▸ **What the task requires**: Your task is to filter the data below down to the lines holding "slaw".

▸ **Dataset rows**:
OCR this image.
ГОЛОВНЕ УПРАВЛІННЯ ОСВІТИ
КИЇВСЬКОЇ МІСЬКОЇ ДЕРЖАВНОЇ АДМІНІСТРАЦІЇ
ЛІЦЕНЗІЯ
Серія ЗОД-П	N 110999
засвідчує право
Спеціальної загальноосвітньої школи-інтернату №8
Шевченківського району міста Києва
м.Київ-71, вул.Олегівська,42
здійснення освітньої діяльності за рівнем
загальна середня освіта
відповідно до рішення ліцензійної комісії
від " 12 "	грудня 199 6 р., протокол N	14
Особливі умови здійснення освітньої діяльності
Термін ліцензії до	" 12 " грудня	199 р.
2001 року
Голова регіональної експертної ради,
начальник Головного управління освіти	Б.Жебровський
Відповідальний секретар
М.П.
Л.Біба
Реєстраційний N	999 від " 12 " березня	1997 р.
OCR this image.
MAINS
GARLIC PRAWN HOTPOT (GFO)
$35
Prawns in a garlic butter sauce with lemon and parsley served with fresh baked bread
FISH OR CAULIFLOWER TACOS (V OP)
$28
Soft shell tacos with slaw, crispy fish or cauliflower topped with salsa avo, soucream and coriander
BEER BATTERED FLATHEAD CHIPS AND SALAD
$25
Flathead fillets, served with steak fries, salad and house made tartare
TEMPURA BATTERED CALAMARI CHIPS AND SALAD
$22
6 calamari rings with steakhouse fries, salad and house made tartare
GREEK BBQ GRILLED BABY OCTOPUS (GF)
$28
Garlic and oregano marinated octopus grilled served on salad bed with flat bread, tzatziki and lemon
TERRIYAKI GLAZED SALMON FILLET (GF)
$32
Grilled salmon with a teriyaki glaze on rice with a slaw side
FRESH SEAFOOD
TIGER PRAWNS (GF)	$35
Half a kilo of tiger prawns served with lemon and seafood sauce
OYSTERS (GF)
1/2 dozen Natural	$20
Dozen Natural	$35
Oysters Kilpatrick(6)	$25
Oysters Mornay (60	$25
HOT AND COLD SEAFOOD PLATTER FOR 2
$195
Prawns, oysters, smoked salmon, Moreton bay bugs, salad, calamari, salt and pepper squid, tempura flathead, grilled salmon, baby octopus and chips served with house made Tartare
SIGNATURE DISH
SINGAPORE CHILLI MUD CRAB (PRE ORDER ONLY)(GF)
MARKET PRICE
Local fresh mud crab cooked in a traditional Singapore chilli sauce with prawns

▸ **Task result**:
Soft shell tacos with slaw, crispy fish or cauliflower topped with salsa avo, soucream and coriander
Grilled salmon with a teriyaki glaze on rice with a slaw side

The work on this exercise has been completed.